#### RECORDS FOR THIS TASK:
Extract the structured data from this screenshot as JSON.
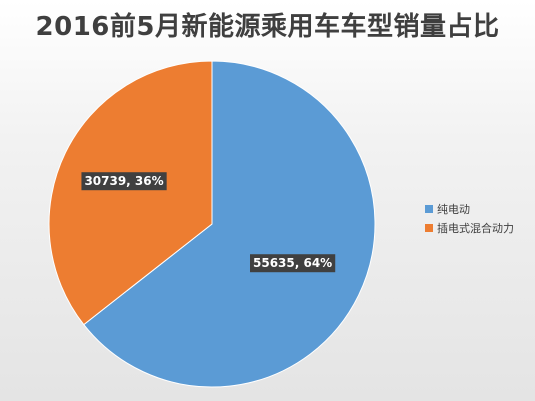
{
  "chart_data": {
    "type": "pie",
    "title": "2016前5月新能源乘用车车型销量占比",
    "categories": [
      "纯电动",
      "插电式混合动力"
    ],
    "values": [
      55635,
      30739
    ],
    "labels": [
      "55635, 64%",
      "30739, 36%"
    ],
    "colors": [
      "#5b9bd5",
      "#ed7d31"
    ],
    "legend": "right"
  }
}
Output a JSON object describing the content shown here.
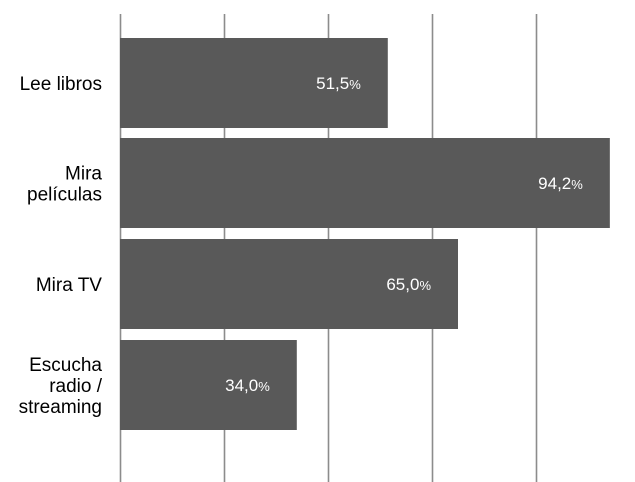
{
  "chart_data": {
    "type": "bar",
    "orientation": "horizontal",
    "categories": [
      [
        "Lee libros"
      ],
      [
        "Mira",
        "películas"
      ],
      [
        "Mira TV"
      ],
      [
        "Escucha",
        "radio /",
        "streaming"
      ]
    ],
    "values": [
      51.5,
      94.2,
      65.0,
      34.0
    ],
    "value_labels": [
      {
        "number": "51,5",
        "unit": "%"
      },
      {
        "number": "94,2",
        "unit": "%"
      },
      {
        "number": "65,0",
        "unit": "%"
      },
      {
        "number": "34,0",
        "unit": "%"
      }
    ],
    "title": "",
    "xlabel": "",
    "ylabel": "",
    "xlim": [
      0,
      100
    ],
    "grid_step": 20,
    "grid": true,
    "tick_labels_shown": false,
    "legend": "none",
    "colors": {
      "bar": "#595959",
      "grid": "#8c8c8c",
      "value_text": "#ffffff",
      "category_text": "#000000"
    }
  }
}
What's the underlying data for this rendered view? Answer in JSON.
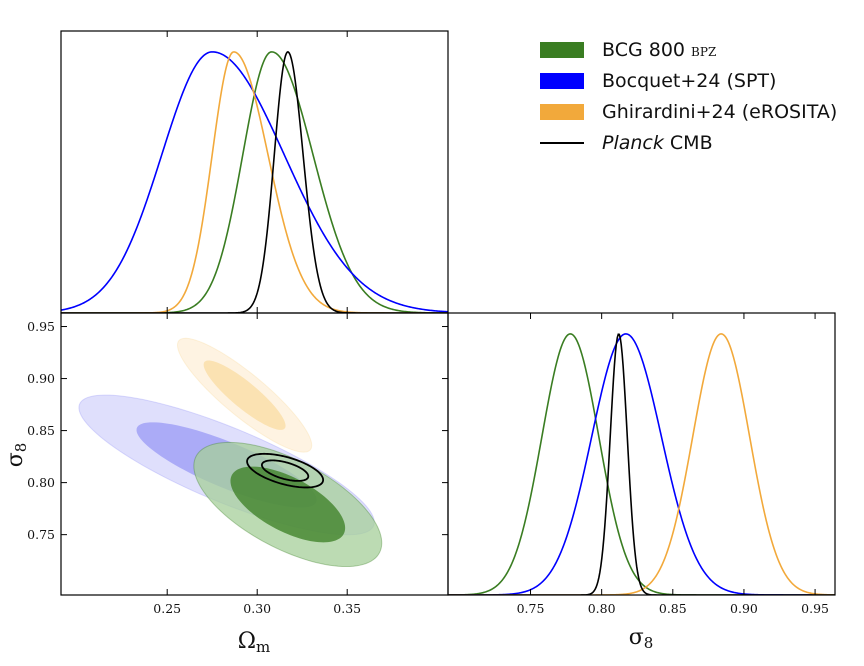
{
  "chart_data": [
    {
      "type": "line",
      "panel": "top-left",
      "title": "",
      "xlabel": "",
      "ylabel": "",
      "description": "1D marginalized posterior of Omega_m (normalized to peak = 1)",
      "xlim": [
        0.191,
        0.406
      ],
      "ylim": [
        0,
        1.08
      ],
      "xticks": [
        0.25,
        0.3,
        0.35
      ],
      "series": [
        {
          "name": "BCG 800 BPZ",
          "color": "#3a7d22",
          "peak": 0.308,
          "sigma_lo": 0.016,
          "sigma_hi": 0.023
        },
        {
          "name": "Bocquet+24 (SPT)",
          "color": "#0000ff",
          "peak": 0.275,
          "sigma_lo": 0.028,
          "sigma_hi": 0.04
        },
        {
          "name": "Ghirardini+24 (eROSITA)",
          "color": "#f2a93b",
          "peak": 0.287,
          "sigma_lo": 0.012,
          "sigma_hi": 0.019
        },
        {
          "name": "Planck CMB",
          "color": "#000000",
          "peak": 0.317,
          "sigma_lo": 0.0075,
          "sigma_hi": 0.0085
        }
      ]
    },
    {
      "type": "scatter",
      "panel": "bottom-left",
      "description": "2D posterior contours (68% and 95%) in Omega_m - sigma_8 plane",
      "xlabel": "Ωm",
      "ylabel": "σ8",
      "xlim": [
        0.191,
        0.406
      ],
      "ylim": [
        0.692,
        0.963
      ],
      "xticks": [
        0.25,
        0.3,
        0.35
      ],
      "yticks": [
        0.75,
        0.8,
        0.85,
        0.9,
        0.95
      ],
      "xtick_labels": [
        "0.25",
        "0.30",
        "0.35"
      ],
      "ytick_labels": [
        "0.75",
        "0.80",
        "0.85",
        "0.90",
        "0.95"
      ],
      "contours": [
        {
          "name": "Bocquet+24 (SPT)",
          "style": "filled",
          "inner_color": "#9a9af5",
          "outer_color": "#d4d4fb",
          "center": [
            0.283,
            0.817
          ],
          "sigma_x": 0.033,
          "sigma_y": 0.027,
          "rho": -0.82
        },
        {
          "name": "Ghirardini+24 (eROSITA)",
          "style": "filled",
          "inner_color": "#f9dca2",
          "outer_color": "#fdefd8",
          "center": [
            0.293,
            0.884
          ],
          "sigma_x": 0.015,
          "sigma_y": 0.022,
          "rho": -0.88
        },
        {
          "name": "BCG 800 BPZ",
          "style": "filled",
          "inner_color": "#3a7d22",
          "outer_color": "#a6cf99",
          "center": [
            0.317,
            0.779
          ],
          "sigma_x": 0.021,
          "sigma_y": 0.024,
          "rho": -0.62
        },
        {
          "name": "Planck CMB",
          "style": "line",
          "line_color": "#000000",
          "center": [
            0.3155,
            0.8115
          ],
          "sigma_x": 0.0085,
          "sigma_y": 0.0065,
          "rho": -0.55
        }
      ]
    },
    {
      "type": "line",
      "panel": "bottom-right",
      "description": "1D marginalized posterior of sigma_8 (normalized to peak = 1)",
      "xlabel": "σ8",
      "ylabel": "",
      "xlim": [
        0.692,
        0.964
      ],
      "ylim": [
        0,
        1.08
      ],
      "xticks": [
        0.75,
        0.8,
        0.85,
        0.9,
        0.95
      ],
      "xtick_labels": [
        "0.75",
        "0.80",
        "0.85",
        "0.90",
        "0.95"
      ],
      "series": [
        {
          "name": "BCG 800 BPZ",
          "color": "#3a7d22",
          "peak": 0.778,
          "sigma_lo": 0.02,
          "sigma_hi": 0.02
        },
        {
          "name": "Bocquet+24 (SPT)",
          "color": "#0000ff",
          "peak": 0.817,
          "sigma_lo": 0.024,
          "sigma_hi": 0.025
        },
        {
          "name": "Ghirardini+24 (eROSITA)",
          "color": "#f2a93b",
          "peak": 0.884,
          "sigma_lo": 0.02,
          "sigma_hi": 0.02
        },
        {
          "name": "Planck CMB",
          "color": "#000000",
          "peak": 0.812,
          "sigma_lo": 0.006,
          "sigma_hi": 0.006
        }
      ]
    }
  ],
  "legend": {
    "placement": "top-right",
    "items": [
      {
        "label_main": "BCG 800 ",
        "label_sc": "bpz",
        "type": "patch",
        "color": "#3a7d22"
      },
      {
        "label_main": "Bocquet+24 (SPT)",
        "type": "patch",
        "color": "#0000ff"
      },
      {
        "label_main": "Ghirardini+24 (eROSITA)",
        "type": "patch",
        "color": "#f2a93b"
      },
      {
        "label_italic": "Planck",
        "label_main": " CMB",
        "type": "line",
        "color": "#000000"
      }
    ]
  }
}
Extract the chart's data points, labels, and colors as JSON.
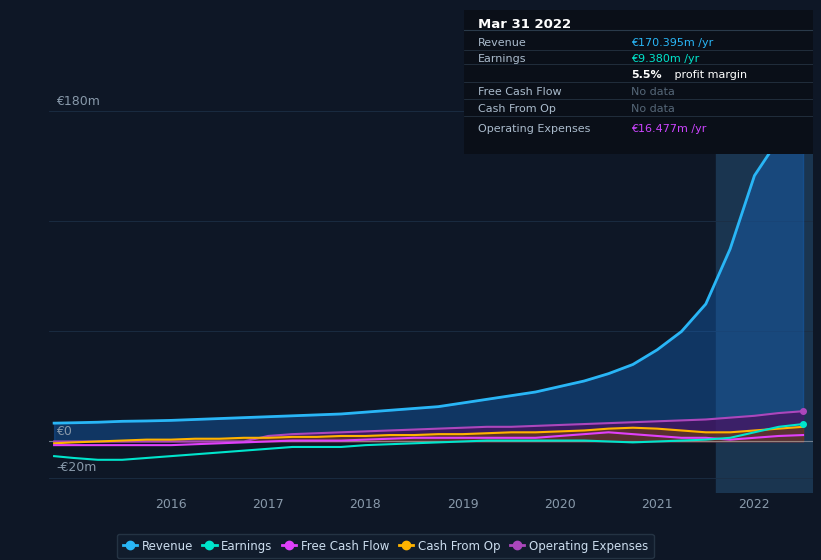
{
  "bg_color": "#0e1726",
  "plot_bg_color": "#0e1726",
  "grid_color": "#1c2e45",
  "xlim": [
    2014.75,
    2022.6
  ],
  "ylim": [
    -28,
    195
  ],
  "xticks": [
    2016,
    2017,
    2018,
    2019,
    2020,
    2021,
    2022
  ],
  "highlight_x_start": 2021.6,
  "highlight_x_end": 2022.6,
  "highlight_color": "#1a3550",
  "zero_line_color": "#c8d0d8",
  "x": [
    2014.8,
    2015.0,
    2015.25,
    2015.5,
    2015.75,
    2016.0,
    2016.25,
    2016.5,
    2016.75,
    2017.0,
    2017.25,
    2017.5,
    2017.75,
    2018.0,
    2018.25,
    2018.5,
    2018.75,
    2019.0,
    2019.25,
    2019.5,
    2019.75,
    2020.0,
    2020.25,
    2020.5,
    2020.75,
    2021.0,
    2021.25,
    2021.5,
    2021.75,
    2022.0,
    2022.25,
    2022.5
  ],
  "revenue": [
    10,
    10.2,
    10.5,
    11,
    11.2,
    11.5,
    12,
    12.5,
    13,
    13.5,
    14,
    14.5,
    15,
    16,
    17,
    18,
    19,
    21,
    23,
    25,
    27,
    30,
    33,
    37,
    42,
    50,
    60,
    75,
    105,
    145,
    165,
    172
  ],
  "earnings": [
    -8,
    -9,
    -10,
    -10,
    -9,
    -8,
    -7,
    -6,
    -5,
    -4,
    -3,
    -3,
    -3,
    -2,
    -1.5,
    -1,
    -0.5,
    0,
    0.5,
    0.5,
    0.5,
    0.5,
    0.5,
    0,
    -0.5,
    0,
    0.5,
    1,
    2,
    5,
    8,
    9.5
  ],
  "fcf": [
    -2,
    -2,
    -2,
    -2,
    -2,
    -2,
    -1.5,
    -1,
    -0.5,
    0,
    0.5,
    0.5,
    0.5,
    1,
    1.5,
    2,
    2,
    2,
    2,
    2,
    2,
    3,
    4,
    5,
    4,
    3,
    2,
    2,
    1,
    2,
    3,
    3.5
  ],
  "cashfromop": [
    -1,
    -0.5,
    0,
    0.5,
    1,
    1,
    1.5,
    1.5,
    2,
    2,
    2.5,
    2.5,
    3,
    3,
    3.5,
    3.5,
    4,
    4,
    4.5,
    5,
    5,
    5.5,
    6,
    7,
    7.5,
    7,
    6,
    5,
    5,
    6,
    7,
    8
  ],
  "opex": [
    0,
    0,
    0,
    0,
    0,
    0,
    0,
    0,
    0,
    3,
    4,
    4.5,
    5,
    5.5,
    6,
    6.5,
    7,
    7.5,
    8,
    8,
    8.5,
    9,
    9.5,
    10,
    10.5,
    11,
    11.5,
    12,
    13,
    14,
    15.5,
    16.5
  ],
  "revenue_color": "#29b6f6",
  "earnings_color": "#00e5cc",
  "fcf_color": "#e040fb",
  "cashfromop_color": "#ffb300",
  "opex_color": "#ab47bc",
  "revenue_fill": "#1565c0",
  "opex_fill": "#4a1060",
  "cashfromop_fill": "#7a4400",
  "label_180": "€180m",
  "label_0": "€0",
  "label_neg20": "-€20m",
  "info_title": "Mar 31 2022",
  "info_rows": [
    {
      "label": "Revenue",
      "value": "€170.395m /yr",
      "vcolor": "#29b6f6",
      "dim": false
    },
    {
      "label": "Earnings",
      "value": "€9.380m /yr",
      "vcolor": "#00e5cc",
      "dim": false
    },
    {
      "label": "",
      "value": "5.5% profit margin",
      "vcolor": "#ffffff",
      "dim": false,
      "bold_prefix": "5.5%"
    },
    {
      "label": "Free Cash Flow",
      "value": "No data",
      "vcolor": "#556677",
      "dim": true
    },
    {
      "label": "Cash From Op",
      "value": "No data",
      "vcolor": "#556677",
      "dim": true
    },
    {
      "label": "Operating Expenses",
      "value": "€16.477m /yr",
      "vcolor": "#cc44ff",
      "dim": false
    }
  ],
  "legend": [
    {
      "label": "Revenue",
      "color": "#29b6f6"
    },
    {
      "label": "Earnings",
      "color": "#00e5cc"
    },
    {
      "label": "Free Cash Flow",
      "color": "#e040fb"
    },
    {
      "label": "Cash From Op",
      "color": "#ffb300"
    },
    {
      "label": "Operating Expenses",
      "color": "#ab47bc"
    }
  ]
}
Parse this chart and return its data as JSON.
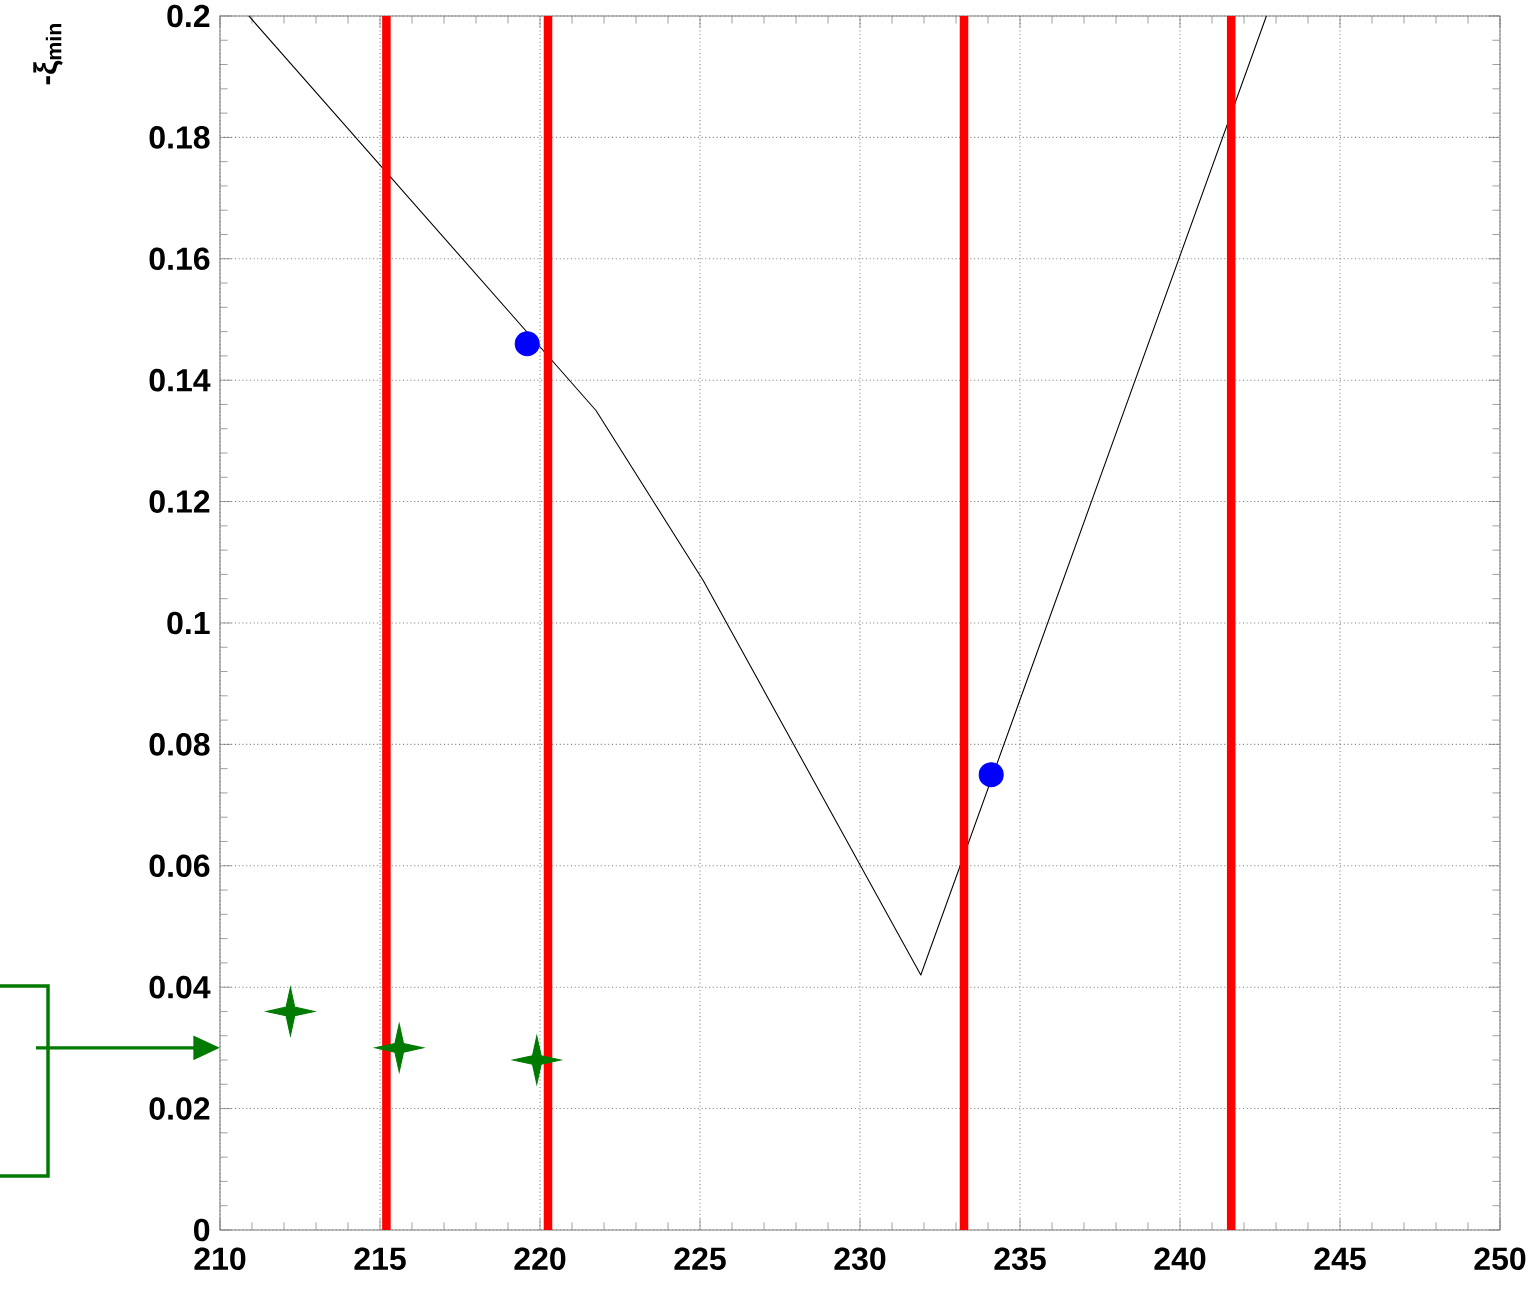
{
  "chart_data": {
    "type": "line",
    "ylabel": "-ξ$_{min}$",
    "xlim": [
      210,
      250
    ],
    "ylim": [
      0,
      0.2
    ],
    "xticks": [
      210,
      215,
      220,
      225,
      230,
      235,
      240,
      245,
      250
    ],
    "yticks": [
      0,
      0.02,
      0.04,
      0.06,
      0.08,
      0.1,
      0.12,
      0.14,
      0.16,
      0.18,
      0.2
    ],
    "grid": true,
    "series": [
      {
        "color": "#000000",
        "marker": "none",
        "line_style": "solid",
        "x": [
          210.9,
          221.75,
          225.1,
          231.9,
          242.7
        ],
        "values": [
          0.2,
          0.135,
          0.107,
          0.042,
          0.2
        ]
      },
      {
        "type": "scatter",
        "color": "#0000ff",
        "marker": "circle",
        "x": [
          219.6,
          234.1
        ],
        "values": [
          0.146,
          0.075
        ]
      },
      {
        "type": "scatter",
        "color": "#007a00",
        "marker": "star",
        "x": [
          212.2,
          215.6,
          219.9
        ],
        "values": [
          0.036,
          0.03,
          0.028
        ]
      }
    ],
    "ref_lines": [
      {
        "axis": "x",
        "value": 215.2,
        "color": "#ff0000"
      },
      {
        "axis": "x",
        "value": 220.25,
        "color": "#ff0000"
      },
      {
        "axis": "x",
        "value": 233.25,
        "color": "#ff0000"
      },
      {
        "axis": "x",
        "value": 241.6,
        "color": "#ff0000"
      }
    ]
  }
}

#### YOUR OBJECTIVE:
Pick out the lines containing the string "Extract".

#### TASK RESULT:
Extract the structured data from this screenshot as JSON.
Extract the chart's data points, labels, and colors as JSON.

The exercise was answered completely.